**What to do:** Repeat every entry word for word, skipping the pictures.
Dataset records START
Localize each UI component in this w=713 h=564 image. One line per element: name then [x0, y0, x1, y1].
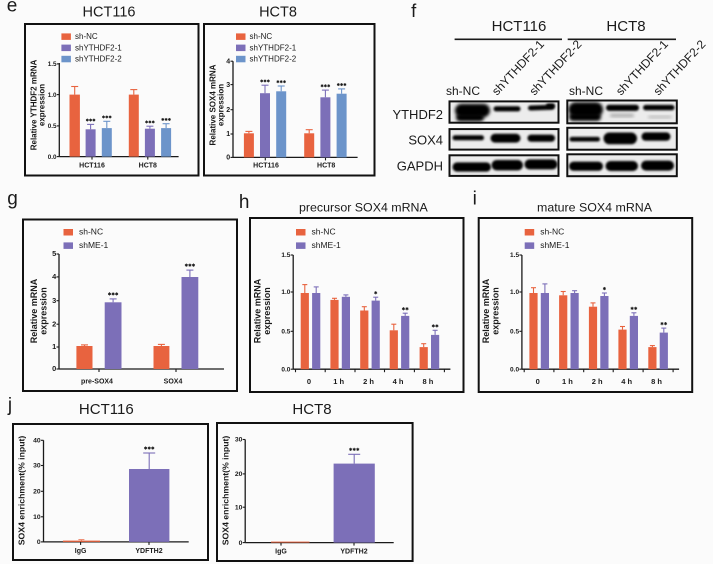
svg-text:i: i [473, 189, 477, 210]
svg-text:2: 2 [52, 319, 56, 328]
svg-text:HCT116: HCT116 [253, 162, 279, 169]
svg-text:30: 30 [33, 463, 41, 470]
svg-text:3: 3 [226, 82, 230, 89]
svg-text:Relative mRNA: Relative mRNA [29, 278, 39, 343]
svg-text:1.0: 1.0 [281, 289, 290, 296]
svg-text:0.5: 0.5 [510, 329, 519, 336]
svg-text:HCT8: HCT8 [259, 5, 297, 21]
svg-text:1 h: 1 h [333, 377, 344, 386]
svg-text:shME-1: shME-1 [540, 240, 570, 250]
svg-text:Relative mRNA: Relative mRNA [253, 278, 263, 343]
svg-text:8 h: 8 h [651, 377, 662, 386]
svg-text:1.0: 1.0 [510, 289, 519, 296]
svg-text:shYTHDF2-1: shYTHDF2-1 [75, 43, 122, 52]
svg-text:HCT8: HCT8 [139, 162, 157, 169]
svg-text:Relative mRNA: Relative mRNA [481, 278, 491, 343]
svg-text:1 h: 1 h [562, 377, 573, 386]
svg-text:IgG: IgG [275, 549, 287, 556]
svg-text:shME-1: shME-1 [312, 240, 342, 250]
svg-text:1.5: 1.5 [510, 252, 519, 259]
svg-text:sh-NC: sh-NC [250, 32, 273, 41]
svg-text:2: 2 [226, 107, 230, 114]
svg-text:4 h: 4 h [393, 377, 404, 386]
svg-text:HCT116: HCT116 [492, 18, 547, 35]
svg-text:j: j [7, 395, 12, 416]
svg-text:Relative SOX4 mRNA: Relative SOX4 mRNA [208, 64, 217, 145]
svg-text:SOX4: SOX4 [164, 378, 183, 385]
svg-text:1.5: 1.5 [48, 61, 57, 68]
svg-text:20: 20 [33, 489, 41, 496]
svg-text:expression: expression [38, 84, 47, 126]
svg-text:HCT116: HCT116 [79, 401, 134, 418]
svg-text:0: 0 [536, 377, 540, 386]
svg-text:0: 0 [307, 377, 311, 386]
svg-text:20: 20 [235, 471, 243, 478]
svg-text:1.0: 1.0 [48, 92, 57, 99]
svg-text:YDFTH2: YDFTH2 [135, 548, 162, 555]
svg-text:f: f [411, 0, 417, 21]
svg-text:e: e [7, 0, 18, 16]
svg-text:SOX4: SOX4 [408, 133, 443, 148]
svg-text:expression: expression [262, 287, 272, 335]
svg-text:HCT116: HCT116 [83, 5, 136, 21]
svg-text:8 h: 8 h [422, 377, 433, 386]
svg-text:shME-1: shME-1 [79, 240, 109, 250]
svg-text:sh-NC: sh-NC [75, 32, 98, 41]
svg-text:HCT8: HCT8 [606, 18, 645, 35]
svg-text:10: 10 [33, 514, 41, 521]
svg-text:2 h: 2 h [363, 377, 374, 386]
svg-text:h: h [239, 192, 250, 213]
svg-text:IgG: IgG [75, 548, 87, 555]
svg-text:4: 4 [52, 272, 57, 281]
svg-text:precursor SOX4 mRNA: precursor SOX4 mRNA [299, 201, 428, 215]
svg-text:4 h: 4 h [621, 377, 632, 386]
svg-text:0.0: 0.0 [281, 366, 290, 373]
svg-text:5: 5 [52, 249, 56, 258]
svg-text:shYTHDF2-2: shYTHDF2-2 [75, 55, 122, 64]
svg-text:10: 10 [235, 504, 243, 511]
svg-text:1: 1 [52, 342, 56, 351]
svg-text:0: 0 [239, 540, 243, 547]
svg-text:expression: expression [491, 287, 501, 335]
svg-text:g: g [7, 189, 18, 210]
svg-text:0: 0 [37, 539, 41, 546]
svg-text:YTHDF2: YTHDF2 [392, 107, 443, 122]
svg-text:0: 0 [52, 364, 56, 373]
svg-text:HCT8: HCT8 [317, 162, 335, 169]
svg-text:3: 3 [52, 296, 56, 305]
svg-text:sh-NC: sh-NC [79, 227, 103, 237]
svg-text:YDFTH2: YDFTH2 [340, 549, 367, 556]
svg-text:mature SOX4 mRNA: mature SOX4 mRNA [537, 201, 653, 215]
svg-text:40: 40 [33, 438, 41, 445]
svg-text:sh-NC: sh-NC [569, 84, 603, 98]
svg-text:0.0: 0.0 [48, 154, 57, 161]
svg-text:1: 1 [226, 131, 230, 138]
svg-text:30: 30 [235, 437, 243, 444]
svg-text:sh-NC: sh-NC [446, 84, 480, 98]
svg-text:Relative YTHDF2 mRNA: Relative YTHDF2 mRNA [29, 60, 38, 151]
svg-text:shYTHDF2-2: shYTHDF2-2 [250, 55, 297, 64]
svg-text:1.5: 1.5 [281, 252, 290, 259]
svg-text:2 h: 2 h [592, 377, 603, 386]
svg-text:pre-SOX4: pre-SOX4 [81, 378, 113, 385]
svg-text:expression: expression [217, 84, 226, 126]
svg-text:0: 0 [226, 155, 230, 162]
svg-text:HCT8: HCT8 [292, 401, 331, 418]
svg-text:GAPDH: GAPDH [397, 159, 443, 174]
svg-text:0.5: 0.5 [48, 123, 57, 130]
svg-text:HCT116: HCT116 [79, 162, 105, 169]
svg-text:4: 4 [226, 58, 230, 65]
svg-text:SOX4 enrichment(% input): SOX4 enrichment(% input) [17, 436, 27, 546]
svg-text:shYTHDF2-1: shYTHDF2-1 [250, 43, 297, 52]
svg-text:0.0: 0.0 [510, 366, 519, 373]
svg-text:expression: expression [39, 287, 49, 335]
svg-text:sh-NC: sh-NC [312, 227, 336, 237]
svg-text:sh-NC: sh-NC [540, 227, 564, 237]
svg-text:0.5: 0.5 [281, 329, 290, 336]
svg-text:SOX4 enrichment(% input): SOX4 enrichment(% input) [221, 436, 231, 546]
Dataset records END
**Solution to the problem:**
Localize each UI component in this w=713 h=564 image. One line per element: name then [x0, y0, x1, y1].
svg-text:i: i [473, 189, 477, 210]
svg-text:2: 2 [52, 319, 56, 328]
svg-text:HCT116: HCT116 [253, 162, 279, 169]
svg-text:30: 30 [33, 463, 41, 470]
svg-text:3: 3 [226, 82, 230, 89]
svg-text:Relative mRNA: Relative mRNA [29, 278, 39, 343]
svg-text:1.0: 1.0 [281, 289, 290, 296]
svg-text:0.5: 0.5 [510, 329, 519, 336]
svg-text:HCT8: HCT8 [259, 5, 297, 21]
svg-text:1 h: 1 h [333, 377, 344, 386]
svg-text:shME-1: shME-1 [540, 240, 570, 250]
svg-text:Relative mRNA: Relative mRNA [253, 278, 263, 343]
svg-text:8 h: 8 h [651, 377, 662, 386]
svg-text:1.0: 1.0 [510, 289, 519, 296]
svg-text:shYTHDF2-1: shYTHDF2-1 [75, 43, 122, 52]
svg-text:HCT8: HCT8 [139, 162, 157, 169]
svg-text:Relative mRNA: Relative mRNA [481, 278, 491, 343]
svg-text:1 h: 1 h [562, 377, 573, 386]
svg-text:IgG: IgG [275, 549, 287, 556]
svg-text:shME-1: shME-1 [312, 240, 342, 250]
svg-text:1.5: 1.5 [510, 252, 519, 259]
svg-text:sh-NC: sh-NC [250, 32, 273, 41]
svg-text:2: 2 [226, 107, 230, 114]
svg-text:4 h: 4 h [393, 377, 404, 386]
svg-text:HCT116: HCT116 [492, 18, 547, 35]
svg-text:j: j [7, 395, 12, 416]
svg-text:Relative SOX4 mRNA: Relative SOX4 mRNA [208, 64, 217, 145]
svg-text:SOX4: SOX4 [164, 378, 183, 385]
svg-text:1.5: 1.5 [48, 61, 57, 68]
svg-text:20: 20 [33, 489, 41, 496]
svg-text:expression: expression [38, 84, 47, 126]
svg-text:HCT116: HCT116 [79, 401, 134, 418]
svg-text:0: 0 [536, 377, 540, 386]
svg-text:0: 0 [307, 377, 311, 386]
svg-text:20: 20 [235, 471, 243, 478]
svg-text:1.0: 1.0 [48, 92, 57, 99]
svg-text:YDFTH2: YDFTH2 [135, 548, 162, 555]
svg-text:f: f [411, 0, 417, 21]
svg-text:e: e [7, 0, 18, 16]
svg-text:SOX4: SOX4 [408, 133, 443, 148]
svg-text:expression: expression [262, 287, 272, 335]
svg-text:HCT116: HCT116 [83, 5, 136, 21]
svg-text:8 h: 8 h [422, 377, 433, 386]
svg-text:shME-1: shME-1 [79, 240, 109, 250]
svg-text:sh-NC: sh-NC [75, 32, 98, 41]
svg-text:HCT8: HCT8 [606, 18, 645, 35]
svg-text:10: 10 [33, 514, 41, 521]
svg-text:2 h: 2 h [363, 377, 374, 386]
svg-text:h: h [239, 192, 250, 213]
svg-text:IgG: IgG [75, 548, 87, 555]
svg-text:4: 4 [52, 272, 57, 281]
svg-text:precursor SOX4 mRNA: precursor SOX4 mRNA [299, 201, 428, 215]
svg-text:4 h: 4 h [621, 377, 632, 386]
svg-text:0.0: 0.0 [281, 366, 290, 373]
svg-text:5: 5 [52, 249, 56, 258]
svg-text:shYTHDF2-2: shYTHDF2-2 [75, 55, 122, 64]
svg-text:10: 10 [235, 504, 243, 511]
svg-text:1: 1 [52, 342, 56, 351]
svg-text:0: 0 [239, 540, 243, 547]
svg-text:expression: expression [491, 287, 501, 335]
svg-text:g: g [7, 189, 18, 210]
svg-text:0: 0 [37, 539, 41, 546]
svg-text:YTHDF2: YTHDF2 [392, 107, 443, 122]
svg-text:0: 0 [52, 364, 56, 373]
svg-text:HCT8: HCT8 [317, 162, 335, 169]
svg-text:3: 3 [52, 296, 56, 305]
svg-text:sh-NC: sh-NC [79, 227, 103, 237]
svg-text:YDFTH2: YDFTH2 [340, 549, 367, 556]
svg-text:mature SOX4 mRNA: mature SOX4 mRNA [537, 201, 653, 215]
svg-text:40: 40 [33, 438, 41, 445]
svg-text:sh-NC: sh-NC [569, 84, 603, 98]
svg-text:0.0: 0.0 [48, 154, 57, 161]
svg-text:1: 1 [226, 131, 230, 138]
svg-text:30: 30 [235, 437, 243, 444]
svg-text:sh-NC: sh-NC [446, 84, 480, 98]
svg-text:Relative YTHDF2 mRNA: Relative YTHDF2 mRNA [29, 60, 38, 151]
svg-text:shYTHDF2-2: shYTHDF2-2 [250, 55, 297, 64]
svg-text:1.5: 1.5 [281, 252, 290, 259]
svg-text:2 h: 2 h [592, 377, 603, 386]
svg-text:pre-SOX4: pre-SOX4 [81, 378, 113, 385]
svg-text:expression: expression [217, 84, 226, 126]
svg-text:0: 0 [226, 155, 230, 162]
svg-text:HCT8: HCT8 [292, 401, 331, 418]
svg-text:GAPDH: GAPDH [397, 159, 443, 174]
svg-text:0.5: 0.5 [48, 123, 57, 130]
svg-text:HCT116: HCT116 [79, 162, 105, 169]
svg-text:4: 4 [226, 58, 230, 65]
svg-text:SOX4 enrichment(% input): SOX4 enrichment(% input) [17, 436, 27, 546]
svg-text:shYTHDF2-1: shYTHDF2-1 [250, 43, 297, 52]
svg-text:0.0: 0.0 [510, 366, 519, 373]
svg-text:expression: expression [39, 287, 49, 335]
svg-text:sh-NC: sh-NC [312, 227, 336, 237]
svg-text:sh-NC: sh-NC [540, 227, 564, 237]
svg-text:0.5: 0.5 [281, 329, 290, 336]
svg-text:SOX4 enrichment(% input): SOX4 enrichment(% input) [221, 436, 231, 546]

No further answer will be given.